The entries that follow should be written out exactly.

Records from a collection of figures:
## START
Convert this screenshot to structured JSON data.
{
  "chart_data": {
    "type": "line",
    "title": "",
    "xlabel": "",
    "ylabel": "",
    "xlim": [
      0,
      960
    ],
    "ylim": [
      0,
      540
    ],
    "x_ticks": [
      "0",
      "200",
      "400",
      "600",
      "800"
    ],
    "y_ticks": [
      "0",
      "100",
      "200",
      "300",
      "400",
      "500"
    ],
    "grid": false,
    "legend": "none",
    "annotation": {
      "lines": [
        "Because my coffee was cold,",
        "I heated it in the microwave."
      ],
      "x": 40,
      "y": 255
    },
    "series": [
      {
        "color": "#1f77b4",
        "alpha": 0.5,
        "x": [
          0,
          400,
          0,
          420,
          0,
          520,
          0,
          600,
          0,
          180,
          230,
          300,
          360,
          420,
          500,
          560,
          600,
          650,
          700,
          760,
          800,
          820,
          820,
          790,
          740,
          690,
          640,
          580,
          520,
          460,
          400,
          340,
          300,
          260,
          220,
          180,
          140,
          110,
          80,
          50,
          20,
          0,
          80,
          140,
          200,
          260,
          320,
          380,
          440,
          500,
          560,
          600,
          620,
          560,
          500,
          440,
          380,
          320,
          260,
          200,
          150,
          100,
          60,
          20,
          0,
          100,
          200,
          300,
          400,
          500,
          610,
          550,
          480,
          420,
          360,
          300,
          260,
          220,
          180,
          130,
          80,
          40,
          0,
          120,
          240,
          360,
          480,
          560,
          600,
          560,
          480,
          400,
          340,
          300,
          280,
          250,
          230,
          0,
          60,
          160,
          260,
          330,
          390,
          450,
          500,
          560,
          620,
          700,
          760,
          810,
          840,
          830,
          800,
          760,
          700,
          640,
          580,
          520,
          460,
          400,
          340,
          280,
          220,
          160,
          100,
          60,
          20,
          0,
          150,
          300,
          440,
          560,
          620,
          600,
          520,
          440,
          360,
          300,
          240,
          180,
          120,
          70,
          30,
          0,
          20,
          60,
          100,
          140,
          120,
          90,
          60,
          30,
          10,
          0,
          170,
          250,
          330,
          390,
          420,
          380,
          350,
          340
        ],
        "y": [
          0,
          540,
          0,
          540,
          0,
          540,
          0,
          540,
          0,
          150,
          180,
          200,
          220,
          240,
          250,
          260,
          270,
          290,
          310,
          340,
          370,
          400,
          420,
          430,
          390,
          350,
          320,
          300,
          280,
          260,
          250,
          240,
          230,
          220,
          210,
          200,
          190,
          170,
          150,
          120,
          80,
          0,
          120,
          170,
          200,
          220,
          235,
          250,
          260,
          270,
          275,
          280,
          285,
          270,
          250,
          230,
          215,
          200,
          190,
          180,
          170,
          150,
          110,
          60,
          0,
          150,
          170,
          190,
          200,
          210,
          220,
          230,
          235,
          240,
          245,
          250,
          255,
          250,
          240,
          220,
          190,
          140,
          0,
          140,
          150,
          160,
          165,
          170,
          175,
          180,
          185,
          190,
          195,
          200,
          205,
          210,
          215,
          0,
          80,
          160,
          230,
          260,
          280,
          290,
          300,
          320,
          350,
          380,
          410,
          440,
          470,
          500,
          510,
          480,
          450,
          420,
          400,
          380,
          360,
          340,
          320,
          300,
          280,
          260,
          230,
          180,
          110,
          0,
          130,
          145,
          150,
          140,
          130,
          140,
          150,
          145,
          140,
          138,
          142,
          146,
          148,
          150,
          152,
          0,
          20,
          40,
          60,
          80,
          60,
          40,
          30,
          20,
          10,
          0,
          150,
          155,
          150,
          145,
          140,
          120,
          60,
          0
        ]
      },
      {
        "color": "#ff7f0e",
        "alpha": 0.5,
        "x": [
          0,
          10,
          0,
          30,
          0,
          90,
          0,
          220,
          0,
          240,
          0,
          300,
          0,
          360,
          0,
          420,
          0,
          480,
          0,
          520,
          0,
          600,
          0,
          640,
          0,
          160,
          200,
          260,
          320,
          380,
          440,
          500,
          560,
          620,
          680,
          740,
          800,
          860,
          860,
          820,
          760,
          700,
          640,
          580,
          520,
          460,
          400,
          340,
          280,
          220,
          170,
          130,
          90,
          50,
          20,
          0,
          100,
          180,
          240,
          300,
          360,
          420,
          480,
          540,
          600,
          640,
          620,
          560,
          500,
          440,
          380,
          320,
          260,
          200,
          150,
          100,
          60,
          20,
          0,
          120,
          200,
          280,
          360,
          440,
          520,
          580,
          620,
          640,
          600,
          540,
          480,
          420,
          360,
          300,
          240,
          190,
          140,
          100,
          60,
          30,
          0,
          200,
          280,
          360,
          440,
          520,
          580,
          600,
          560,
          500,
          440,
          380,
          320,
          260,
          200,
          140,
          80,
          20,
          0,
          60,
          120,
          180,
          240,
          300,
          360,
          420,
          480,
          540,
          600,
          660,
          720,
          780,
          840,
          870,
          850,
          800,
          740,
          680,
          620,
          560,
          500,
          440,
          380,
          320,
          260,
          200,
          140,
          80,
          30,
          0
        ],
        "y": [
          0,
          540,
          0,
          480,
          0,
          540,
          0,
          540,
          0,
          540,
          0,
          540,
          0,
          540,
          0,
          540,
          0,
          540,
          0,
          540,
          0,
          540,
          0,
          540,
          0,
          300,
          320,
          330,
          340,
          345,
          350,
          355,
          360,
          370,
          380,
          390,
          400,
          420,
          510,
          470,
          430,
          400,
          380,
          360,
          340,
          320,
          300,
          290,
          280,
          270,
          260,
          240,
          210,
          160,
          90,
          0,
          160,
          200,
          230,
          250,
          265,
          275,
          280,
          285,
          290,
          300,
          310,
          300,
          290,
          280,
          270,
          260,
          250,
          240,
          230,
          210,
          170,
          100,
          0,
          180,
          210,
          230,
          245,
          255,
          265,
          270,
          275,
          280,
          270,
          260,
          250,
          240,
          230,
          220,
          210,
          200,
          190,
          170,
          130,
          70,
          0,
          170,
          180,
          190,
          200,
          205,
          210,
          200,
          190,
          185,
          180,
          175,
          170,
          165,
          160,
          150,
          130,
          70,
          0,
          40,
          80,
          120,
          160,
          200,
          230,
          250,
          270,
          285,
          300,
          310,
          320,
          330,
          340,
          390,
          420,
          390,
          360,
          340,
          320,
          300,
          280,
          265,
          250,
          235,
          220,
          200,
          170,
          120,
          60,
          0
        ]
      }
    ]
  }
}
## END
→ Solution:
Convert this screenshot to structured JSON data.
{
  "chart_data": {
    "type": "line",
    "title": "",
    "xlabel": "",
    "ylabel": "",
    "xlim": [
      0,
      960
    ],
    "ylim": [
      0,
      540
    ],
    "x_ticks": [
      "0",
      "200",
      "400",
      "600",
      "800"
    ],
    "y_ticks": [
      "0",
      "100",
      "200",
      "300",
      "400",
      "500"
    ],
    "grid": false,
    "legend": "none",
    "annotation": {
      "lines": [
        "Because my coffee was cold,",
        "I heated it in the microwave."
      ],
      "x": 40,
      "y": 255
    },
    "series": [
      {
        "color": "#1f77b4",
        "alpha": 0.5,
        "x": [
          0,
          400,
          0,
          420,
          0,
          520,
          0,
          600,
          0,
          180,
          230,
          300,
          360,
          420,
          500,
          560,
          600,
          650,
          700,
          760,
          800,
          820,
          820,
          790,
          740,
          690,
          640,
          580,
          520,
          460,
          400,
          340,
          300,
          260,
          220,
          180,
          140,
          110,
          80,
          50,
          20,
          0,
          80,
          140,
          200,
          260,
          320,
          380,
          440,
          500,
          560,
          600,
          620,
          560,
          500,
          440,
          380,
          320,
          260,
          200,
          150,
          100,
          60,
          20,
          0,
          100,
          200,
          300,
          400,
          500,
          610,
          550,
          480,
          420,
          360,
          300,
          260,
          220,
          180,
          130,
          80,
          40,
          0,
          120,
          240,
          360,
          480,
          560,
          600,
          560,
          480,
          400,
          340,
          300,
          280,
          250,
          230,
          0,
          60,
          160,
          260,
          330,
          390,
          450,
          500,
          560,
          620,
          700,
          760,
          810,
          840,
          830,
          800,
          760,
          700,
          640,
          580,
          520,
          460,
          400,
          340,
          280,
          220,
          160,
          100,
          60,
          20,
          0,
          150,
          300,
          440,
          560,
          620,
          600,
          520,
          440,
          360,
          300,
          240,
          180,
          120,
          70,
          30,
          0,
          20,
          60,
          100,
          140,
          120,
          90,
          60,
          30,
          10,
          0,
          170,
          250,
          330,
          390,
          420,
          380,
          350,
          340
        ],
        "y": [
          0,
          540,
          0,
          540,
          0,
          540,
          0,
          540,
          0,
          150,
          180,
          200,
          220,
          240,
          250,
          260,
          270,
          290,
          310,
          340,
          370,
          400,
          420,
          430,
          390,
          350,
          320,
          300,
          280,
          260,
          250,
          240,
          230,
          220,
          210,
          200,
          190,
          170,
          150,
          120,
          80,
          0,
          120,
          170,
          200,
          220,
          235,
          250,
          260,
          270,
          275,
          280,
          285,
          270,
          250,
          230,
          215,
          200,
          190,
          180,
          170,
          150,
          110,
          60,
          0,
          150,
          170,
          190,
          200,
          210,
          220,
          230,
          235,
          240,
          245,
          250,
          255,
          250,
          240,
          220,
          190,
          140,
          0,
          140,
          150,
          160,
          165,
          170,
          175,
          180,
          185,
          190,
          195,
          200,
          205,
          210,
          215,
          0,
          80,
          160,
          230,
          260,
          280,
          290,
          300,
          320,
          350,
          380,
          410,
          440,
          470,
          500,
          510,
          480,
          450,
          420,
          400,
          380,
          360,
          340,
          320,
          300,
          280,
          260,
          230,
          180,
          110,
          0,
          130,
          145,
          150,
          140,
          130,
          140,
          150,
          145,
          140,
          138,
          142,
          146,
          148,
          150,
          152,
          0,
          20,
          40,
          60,
          80,
          60,
          40,
          30,
          20,
          10,
          0,
          150,
          155,
          150,
          145,
          140,
          120,
          60,
          0
        ]
      },
      {
        "color": "#ff7f0e",
        "alpha": 0.5,
        "x": [
          0,
          10,
          0,
          30,
          0,
          90,
          0,
          220,
          0,
          240,
          0,
          300,
          0,
          360,
          0,
          420,
          0,
          480,
          0,
          520,
          0,
          600,
          0,
          640,
          0,
          160,
          200,
          260,
          320,
          380,
          440,
          500,
          560,
          620,
          680,
          740,
          800,
          860,
          860,
          820,
          760,
          700,
          640,
          580,
          520,
          460,
          400,
          340,
          280,
          220,
          170,
          130,
          90,
          50,
          20,
          0,
          100,
          180,
          240,
          300,
          360,
          420,
          480,
          540,
          600,
          640,
          620,
          560,
          500,
          440,
          380,
          320,
          260,
          200,
          150,
          100,
          60,
          20,
          0,
          120,
          200,
          280,
          360,
          440,
          520,
          580,
          620,
          640,
          600,
          540,
          480,
          420,
          360,
          300,
          240,
          190,
          140,
          100,
          60,
          30,
          0,
          200,
          280,
          360,
          440,
          520,
          580,
          600,
          560,
          500,
          440,
          380,
          320,
          260,
          200,
          140,
          80,
          20,
          0,
          60,
          120,
          180,
          240,
          300,
          360,
          420,
          480,
          540,
          600,
          660,
          720,
          780,
          840,
          870,
          850,
          800,
          740,
          680,
          620,
          560,
          500,
          440,
          380,
          320,
          260,
          200,
          140,
          80,
          30,
          0
        ],
        "y": [
          0,
          540,
          0,
          480,
          0,
          540,
          0,
          540,
          0,
          540,
          0,
          540,
          0,
          540,
          0,
          540,
          0,
          540,
          0,
          540,
          0,
          540,
          0,
          540,
          0,
          300,
          320,
          330,
          340,
          345,
          350,
          355,
          360,
          370,
          380,
          390,
          400,
          420,
          510,
          470,
          430,
          400,
          380,
          360,
          340,
          320,
          300,
          290,
          280,
          270,
          260,
          240,
          210,
          160,
          90,
          0,
          160,
          200,
          230,
          250,
          265,
          275,
          280,
          285,
          290,
          300,
          310,
          300,
          290,
          280,
          270,
          260,
          250,
          240,
          230,
          210,
          170,
          100,
          0,
          180,
          210,
          230,
          245,
          255,
          265,
          270,
          275,
          280,
          270,
          260,
          250,
          240,
          230,
          220,
          210,
          200,
          190,
          170,
          130,
          70,
          0,
          170,
          180,
          190,
          200,
          205,
          210,
          200,
          190,
          185,
          180,
          175,
          170,
          165,
          160,
          150,
          130,
          70,
          0,
          40,
          80,
          120,
          160,
          200,
          230,
          250,
          270,
          285,
          300,
          310,
          320,
          330,
          340,
          390,
          420,
          390,
          360,
          340,
          320,
          300,
          280,
          265,
          250,
          235,
          220,
          200,
          170,
          120,
          60,
          0
        ]
      }
    ]
  }
}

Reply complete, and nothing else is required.